> _PROVIDED RECORDS_:
------------

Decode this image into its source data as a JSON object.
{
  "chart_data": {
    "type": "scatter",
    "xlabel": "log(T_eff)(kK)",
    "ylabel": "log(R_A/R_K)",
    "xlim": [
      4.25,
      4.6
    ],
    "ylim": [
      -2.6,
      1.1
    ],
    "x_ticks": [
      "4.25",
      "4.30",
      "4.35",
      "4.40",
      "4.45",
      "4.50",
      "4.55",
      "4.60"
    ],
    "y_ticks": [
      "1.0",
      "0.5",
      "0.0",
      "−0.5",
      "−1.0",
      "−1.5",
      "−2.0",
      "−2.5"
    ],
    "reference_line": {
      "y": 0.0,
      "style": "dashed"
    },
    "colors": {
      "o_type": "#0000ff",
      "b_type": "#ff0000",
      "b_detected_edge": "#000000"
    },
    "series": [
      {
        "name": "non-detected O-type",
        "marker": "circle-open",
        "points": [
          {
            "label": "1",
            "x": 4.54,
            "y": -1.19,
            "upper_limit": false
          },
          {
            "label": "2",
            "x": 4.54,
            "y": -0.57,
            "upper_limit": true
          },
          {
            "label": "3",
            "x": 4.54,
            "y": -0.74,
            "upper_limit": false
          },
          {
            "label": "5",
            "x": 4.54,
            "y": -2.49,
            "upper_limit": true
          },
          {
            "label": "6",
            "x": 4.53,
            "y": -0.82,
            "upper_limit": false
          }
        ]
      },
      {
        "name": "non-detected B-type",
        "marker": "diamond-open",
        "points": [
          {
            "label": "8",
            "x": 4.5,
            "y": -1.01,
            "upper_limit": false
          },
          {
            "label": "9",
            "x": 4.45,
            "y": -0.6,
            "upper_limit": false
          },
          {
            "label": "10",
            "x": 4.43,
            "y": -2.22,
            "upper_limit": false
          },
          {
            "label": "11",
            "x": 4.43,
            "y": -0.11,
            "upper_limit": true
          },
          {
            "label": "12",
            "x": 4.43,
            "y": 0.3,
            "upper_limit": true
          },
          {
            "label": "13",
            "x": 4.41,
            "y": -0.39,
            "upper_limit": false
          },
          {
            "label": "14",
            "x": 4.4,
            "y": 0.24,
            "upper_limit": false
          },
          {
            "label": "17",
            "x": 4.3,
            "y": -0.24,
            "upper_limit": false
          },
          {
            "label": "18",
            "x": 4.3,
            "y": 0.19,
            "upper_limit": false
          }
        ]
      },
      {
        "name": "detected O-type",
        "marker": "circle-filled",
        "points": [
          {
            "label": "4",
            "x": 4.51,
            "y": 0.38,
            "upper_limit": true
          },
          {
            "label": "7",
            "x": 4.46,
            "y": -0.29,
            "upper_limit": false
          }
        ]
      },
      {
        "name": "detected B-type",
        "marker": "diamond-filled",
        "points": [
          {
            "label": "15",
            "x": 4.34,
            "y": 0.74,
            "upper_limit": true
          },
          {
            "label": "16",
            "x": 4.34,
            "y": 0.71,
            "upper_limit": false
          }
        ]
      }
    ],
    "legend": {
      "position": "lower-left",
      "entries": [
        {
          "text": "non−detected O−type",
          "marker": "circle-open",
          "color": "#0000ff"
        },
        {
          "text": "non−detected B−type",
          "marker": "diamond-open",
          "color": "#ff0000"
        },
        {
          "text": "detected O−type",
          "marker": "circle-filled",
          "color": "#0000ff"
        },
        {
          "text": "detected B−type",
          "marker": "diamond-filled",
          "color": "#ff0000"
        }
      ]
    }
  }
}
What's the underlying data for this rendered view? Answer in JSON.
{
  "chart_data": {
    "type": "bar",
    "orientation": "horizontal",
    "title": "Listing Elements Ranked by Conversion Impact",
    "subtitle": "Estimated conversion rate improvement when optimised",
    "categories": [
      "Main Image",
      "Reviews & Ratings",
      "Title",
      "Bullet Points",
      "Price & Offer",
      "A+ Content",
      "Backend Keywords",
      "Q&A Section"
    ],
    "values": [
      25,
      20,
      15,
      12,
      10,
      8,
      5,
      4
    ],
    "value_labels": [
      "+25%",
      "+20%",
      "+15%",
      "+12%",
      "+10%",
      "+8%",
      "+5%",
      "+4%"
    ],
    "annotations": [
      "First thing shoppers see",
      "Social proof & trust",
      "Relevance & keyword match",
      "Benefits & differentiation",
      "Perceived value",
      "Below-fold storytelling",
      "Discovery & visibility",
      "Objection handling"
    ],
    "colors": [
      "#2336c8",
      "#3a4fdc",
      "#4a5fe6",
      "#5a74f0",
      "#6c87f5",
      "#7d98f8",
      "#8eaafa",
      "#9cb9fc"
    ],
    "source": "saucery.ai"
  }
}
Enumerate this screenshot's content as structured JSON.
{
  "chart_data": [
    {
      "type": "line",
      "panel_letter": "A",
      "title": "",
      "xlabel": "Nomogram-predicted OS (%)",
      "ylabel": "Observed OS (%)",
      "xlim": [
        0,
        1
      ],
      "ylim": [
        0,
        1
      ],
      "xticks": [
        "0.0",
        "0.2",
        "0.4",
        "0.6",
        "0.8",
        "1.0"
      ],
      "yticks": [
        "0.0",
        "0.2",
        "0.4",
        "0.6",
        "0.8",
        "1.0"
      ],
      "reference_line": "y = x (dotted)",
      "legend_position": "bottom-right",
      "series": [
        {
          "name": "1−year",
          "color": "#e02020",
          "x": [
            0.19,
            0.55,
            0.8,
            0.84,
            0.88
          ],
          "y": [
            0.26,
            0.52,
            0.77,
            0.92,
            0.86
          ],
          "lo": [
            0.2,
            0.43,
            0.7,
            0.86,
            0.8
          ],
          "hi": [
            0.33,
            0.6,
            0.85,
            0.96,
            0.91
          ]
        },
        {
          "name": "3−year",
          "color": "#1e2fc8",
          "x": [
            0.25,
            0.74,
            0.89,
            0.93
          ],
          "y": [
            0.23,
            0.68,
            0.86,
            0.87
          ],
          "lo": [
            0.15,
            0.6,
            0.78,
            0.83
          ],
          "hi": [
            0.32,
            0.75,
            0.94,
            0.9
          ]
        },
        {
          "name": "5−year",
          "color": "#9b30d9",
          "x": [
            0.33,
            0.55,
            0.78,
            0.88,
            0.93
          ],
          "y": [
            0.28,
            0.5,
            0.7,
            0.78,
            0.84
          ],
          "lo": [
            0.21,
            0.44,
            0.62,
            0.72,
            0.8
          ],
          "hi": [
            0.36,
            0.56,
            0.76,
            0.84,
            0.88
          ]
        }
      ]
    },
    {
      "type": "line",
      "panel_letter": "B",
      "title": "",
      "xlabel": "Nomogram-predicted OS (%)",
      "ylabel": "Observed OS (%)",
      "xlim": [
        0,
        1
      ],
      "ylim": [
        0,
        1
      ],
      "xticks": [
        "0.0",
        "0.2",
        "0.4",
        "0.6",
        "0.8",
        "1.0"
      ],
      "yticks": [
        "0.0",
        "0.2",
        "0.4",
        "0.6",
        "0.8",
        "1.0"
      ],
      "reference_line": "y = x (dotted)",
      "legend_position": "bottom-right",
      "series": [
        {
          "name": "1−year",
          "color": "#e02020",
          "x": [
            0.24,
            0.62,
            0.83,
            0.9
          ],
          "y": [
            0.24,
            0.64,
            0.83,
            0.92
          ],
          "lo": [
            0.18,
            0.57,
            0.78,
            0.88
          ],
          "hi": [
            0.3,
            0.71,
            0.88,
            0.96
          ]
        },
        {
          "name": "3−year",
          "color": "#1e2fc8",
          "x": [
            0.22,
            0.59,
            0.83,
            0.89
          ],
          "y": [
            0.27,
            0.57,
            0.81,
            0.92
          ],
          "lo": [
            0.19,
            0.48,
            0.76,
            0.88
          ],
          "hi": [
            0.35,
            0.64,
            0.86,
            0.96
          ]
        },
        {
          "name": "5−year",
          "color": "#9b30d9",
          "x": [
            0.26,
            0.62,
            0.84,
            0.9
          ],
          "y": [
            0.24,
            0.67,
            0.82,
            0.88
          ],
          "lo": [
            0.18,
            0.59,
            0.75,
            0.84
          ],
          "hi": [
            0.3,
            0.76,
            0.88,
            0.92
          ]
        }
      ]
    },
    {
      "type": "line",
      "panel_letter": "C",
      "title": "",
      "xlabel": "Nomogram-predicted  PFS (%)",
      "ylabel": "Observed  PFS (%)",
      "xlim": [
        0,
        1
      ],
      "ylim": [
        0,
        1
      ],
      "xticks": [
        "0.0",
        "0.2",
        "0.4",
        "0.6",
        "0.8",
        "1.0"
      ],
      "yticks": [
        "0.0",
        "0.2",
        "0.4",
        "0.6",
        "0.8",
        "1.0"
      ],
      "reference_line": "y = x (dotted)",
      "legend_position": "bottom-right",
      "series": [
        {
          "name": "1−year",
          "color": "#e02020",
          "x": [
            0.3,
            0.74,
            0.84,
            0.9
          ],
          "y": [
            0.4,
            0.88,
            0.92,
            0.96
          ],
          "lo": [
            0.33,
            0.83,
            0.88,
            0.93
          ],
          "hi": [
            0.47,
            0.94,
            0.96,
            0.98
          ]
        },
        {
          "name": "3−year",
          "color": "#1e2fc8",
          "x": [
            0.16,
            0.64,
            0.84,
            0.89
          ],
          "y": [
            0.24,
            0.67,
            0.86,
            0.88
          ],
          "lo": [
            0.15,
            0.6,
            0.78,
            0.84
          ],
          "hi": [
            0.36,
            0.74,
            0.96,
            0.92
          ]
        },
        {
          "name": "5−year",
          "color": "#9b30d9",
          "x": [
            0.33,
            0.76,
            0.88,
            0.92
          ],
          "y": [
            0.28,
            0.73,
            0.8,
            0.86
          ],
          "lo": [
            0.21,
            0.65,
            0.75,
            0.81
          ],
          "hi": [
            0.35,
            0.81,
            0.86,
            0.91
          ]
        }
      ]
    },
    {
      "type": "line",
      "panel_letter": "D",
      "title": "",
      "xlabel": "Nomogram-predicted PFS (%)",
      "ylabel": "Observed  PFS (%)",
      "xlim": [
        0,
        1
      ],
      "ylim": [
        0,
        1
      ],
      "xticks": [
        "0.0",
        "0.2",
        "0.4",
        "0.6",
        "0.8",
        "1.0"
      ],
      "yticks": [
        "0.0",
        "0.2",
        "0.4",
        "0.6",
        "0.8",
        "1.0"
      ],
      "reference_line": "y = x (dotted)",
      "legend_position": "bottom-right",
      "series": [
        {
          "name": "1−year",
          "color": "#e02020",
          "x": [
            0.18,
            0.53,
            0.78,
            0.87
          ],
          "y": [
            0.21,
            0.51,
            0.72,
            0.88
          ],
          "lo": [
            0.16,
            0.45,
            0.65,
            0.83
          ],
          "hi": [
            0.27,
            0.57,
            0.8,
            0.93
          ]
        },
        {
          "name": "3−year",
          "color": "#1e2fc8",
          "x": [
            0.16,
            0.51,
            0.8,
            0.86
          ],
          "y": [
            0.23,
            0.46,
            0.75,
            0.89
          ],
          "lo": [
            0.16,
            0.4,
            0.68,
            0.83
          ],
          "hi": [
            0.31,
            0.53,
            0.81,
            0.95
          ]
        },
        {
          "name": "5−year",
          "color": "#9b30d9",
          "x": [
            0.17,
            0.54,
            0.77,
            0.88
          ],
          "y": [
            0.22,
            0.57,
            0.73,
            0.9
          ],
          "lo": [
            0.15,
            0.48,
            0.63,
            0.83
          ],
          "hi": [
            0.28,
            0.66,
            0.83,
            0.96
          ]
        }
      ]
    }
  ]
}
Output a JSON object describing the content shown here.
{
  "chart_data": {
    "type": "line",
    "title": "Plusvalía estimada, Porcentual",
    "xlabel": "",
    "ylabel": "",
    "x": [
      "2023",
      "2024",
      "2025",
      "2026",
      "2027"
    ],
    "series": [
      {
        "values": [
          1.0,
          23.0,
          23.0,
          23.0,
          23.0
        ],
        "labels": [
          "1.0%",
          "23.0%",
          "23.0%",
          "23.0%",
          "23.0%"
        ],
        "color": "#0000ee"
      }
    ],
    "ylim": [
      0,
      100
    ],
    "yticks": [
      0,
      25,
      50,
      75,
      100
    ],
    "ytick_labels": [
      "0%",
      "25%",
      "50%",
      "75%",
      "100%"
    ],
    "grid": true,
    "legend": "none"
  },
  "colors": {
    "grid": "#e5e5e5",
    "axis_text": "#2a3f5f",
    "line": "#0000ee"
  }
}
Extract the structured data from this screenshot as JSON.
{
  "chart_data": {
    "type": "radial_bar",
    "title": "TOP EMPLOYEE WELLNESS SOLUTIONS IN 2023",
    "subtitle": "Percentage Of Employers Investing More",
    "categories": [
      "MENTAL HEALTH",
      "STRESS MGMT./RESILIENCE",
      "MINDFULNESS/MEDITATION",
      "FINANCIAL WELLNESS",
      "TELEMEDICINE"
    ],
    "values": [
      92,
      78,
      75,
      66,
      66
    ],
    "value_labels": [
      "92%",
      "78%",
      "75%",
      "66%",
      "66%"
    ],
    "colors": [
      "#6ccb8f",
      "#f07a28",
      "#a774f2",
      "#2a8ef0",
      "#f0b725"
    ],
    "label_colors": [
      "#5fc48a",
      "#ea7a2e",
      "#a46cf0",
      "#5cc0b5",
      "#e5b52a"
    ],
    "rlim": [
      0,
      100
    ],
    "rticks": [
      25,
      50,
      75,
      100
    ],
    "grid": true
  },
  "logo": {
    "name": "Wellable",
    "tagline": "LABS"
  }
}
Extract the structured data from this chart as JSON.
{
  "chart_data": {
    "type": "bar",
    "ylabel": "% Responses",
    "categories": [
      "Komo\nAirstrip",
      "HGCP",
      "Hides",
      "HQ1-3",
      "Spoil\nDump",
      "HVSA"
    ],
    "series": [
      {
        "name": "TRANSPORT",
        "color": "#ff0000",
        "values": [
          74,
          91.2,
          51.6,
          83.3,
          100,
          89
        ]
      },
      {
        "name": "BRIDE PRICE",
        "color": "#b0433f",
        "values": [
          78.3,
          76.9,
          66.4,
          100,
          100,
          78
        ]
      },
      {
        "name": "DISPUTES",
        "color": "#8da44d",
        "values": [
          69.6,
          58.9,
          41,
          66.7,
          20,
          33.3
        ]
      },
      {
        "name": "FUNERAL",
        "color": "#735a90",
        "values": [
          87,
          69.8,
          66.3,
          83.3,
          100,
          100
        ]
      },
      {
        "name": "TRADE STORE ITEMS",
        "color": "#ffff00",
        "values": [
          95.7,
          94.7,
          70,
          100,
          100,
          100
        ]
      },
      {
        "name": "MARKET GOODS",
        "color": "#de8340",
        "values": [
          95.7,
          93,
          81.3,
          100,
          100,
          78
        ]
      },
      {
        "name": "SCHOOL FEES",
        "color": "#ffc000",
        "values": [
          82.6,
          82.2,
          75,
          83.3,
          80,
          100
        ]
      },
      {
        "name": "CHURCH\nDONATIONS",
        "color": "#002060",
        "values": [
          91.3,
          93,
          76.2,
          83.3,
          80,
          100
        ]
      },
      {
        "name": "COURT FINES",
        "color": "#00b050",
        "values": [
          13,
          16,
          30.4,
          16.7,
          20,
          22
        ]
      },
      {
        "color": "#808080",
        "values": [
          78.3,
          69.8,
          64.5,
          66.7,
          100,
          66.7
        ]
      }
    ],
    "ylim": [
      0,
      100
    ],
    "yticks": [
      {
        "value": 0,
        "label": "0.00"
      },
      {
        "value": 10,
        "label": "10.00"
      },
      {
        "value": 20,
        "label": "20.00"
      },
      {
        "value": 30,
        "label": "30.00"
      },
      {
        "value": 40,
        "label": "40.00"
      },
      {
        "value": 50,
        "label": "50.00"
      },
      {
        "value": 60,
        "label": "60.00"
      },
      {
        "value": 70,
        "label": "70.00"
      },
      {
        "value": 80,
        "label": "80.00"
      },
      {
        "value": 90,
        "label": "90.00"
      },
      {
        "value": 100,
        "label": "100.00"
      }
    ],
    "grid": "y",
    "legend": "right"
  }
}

------------

> _DIRECTIONS FOR THIS TASK_: Lines of the listing that contain the word "source" are to be counted; report only their number.

> _EXERCISE OUTPUT_: 2